> [DATA TO PROCESS]
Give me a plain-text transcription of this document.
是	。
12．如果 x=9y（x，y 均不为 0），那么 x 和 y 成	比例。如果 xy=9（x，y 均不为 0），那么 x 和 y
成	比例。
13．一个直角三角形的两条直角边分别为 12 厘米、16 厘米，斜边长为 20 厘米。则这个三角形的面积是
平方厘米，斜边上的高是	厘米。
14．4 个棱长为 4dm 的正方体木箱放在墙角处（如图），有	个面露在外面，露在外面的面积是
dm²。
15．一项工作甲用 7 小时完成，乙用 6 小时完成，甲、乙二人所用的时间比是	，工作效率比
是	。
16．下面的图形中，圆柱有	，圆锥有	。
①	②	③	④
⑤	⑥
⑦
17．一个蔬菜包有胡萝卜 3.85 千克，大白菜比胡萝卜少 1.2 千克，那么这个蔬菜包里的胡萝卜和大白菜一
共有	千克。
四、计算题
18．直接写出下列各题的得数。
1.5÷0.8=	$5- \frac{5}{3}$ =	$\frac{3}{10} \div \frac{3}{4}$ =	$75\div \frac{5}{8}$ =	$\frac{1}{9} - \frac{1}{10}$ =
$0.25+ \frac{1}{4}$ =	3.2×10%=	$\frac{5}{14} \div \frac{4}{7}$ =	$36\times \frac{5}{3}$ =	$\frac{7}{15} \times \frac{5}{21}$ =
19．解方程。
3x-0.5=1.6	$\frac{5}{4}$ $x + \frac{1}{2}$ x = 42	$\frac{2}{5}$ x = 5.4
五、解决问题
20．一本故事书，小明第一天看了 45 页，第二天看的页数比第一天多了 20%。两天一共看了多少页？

> [STATED TASK] Write out the listing once more, matching it exactly.

> [OUTPUT FOR THIS EXERCISE]
Give me a plain-text transcription of this document.
是	。
12．如果 x=9y（x，y 均不为 0），那么 x 和 y 成	比例。如果 xy=9（x，y 均不为 0），那么 x 和 y
成	比例。
13．一个直角三角形的两条直角边分别为 12 厘米、16 厘米，斜边长为 20 厘米。则这个三角形的面积是
平方厘米，斜边上的高是	厘米。
14．4 个棱长为 4dm 的正方体木箱放在墙角处（如图），有	个面露在外面，露在外面的面积是
dm²。
15．一项工作甲用 7 小时完成，乙用 6 小时完成，甲、乙二人所用的时间比是	，工作效率比
是	。
16．下面的图形中，圆柱有	，圆锥有	。
①	②	③	④
⑤	⑥
⑦
17．一个蔬菜包有胡萝卜 3.85 千克，大白菜比胡萝卜少 1.2 千克，那么这个蔬菜包里的胡萝卜和大白菜一
共有	千克。
四、计算题
18．直接写出下列各题的得数。
1.5÷0.8=	$5- \frac{5}{3}$ =	$\frac{3}{10} \div \frac{3}{4}$ =	$75\div \frac{5}{8}$ =	$\frac{1}{9} - \frac{1}{10}$ =
$0.25+ \frac{1}{4}$ =	3.2×10%=	$\frac{5}{14} \div \frac{4}{7}$ =	$36\times \frac{5}{3}$ =	$\frac{7}{15} \times \frac{5}{21}$ =
19．解方程。
3x-0.5=1.6	$\frac{5}{4}$ $x + \frac{1}{2}$ x = 42	$\frac{2}{5}$ x = 5.4
五、解决问题
20．一本故事书，小明第一天看了 45 页，第二天看的页数比第一天多了 20%。两天一共看了多少页？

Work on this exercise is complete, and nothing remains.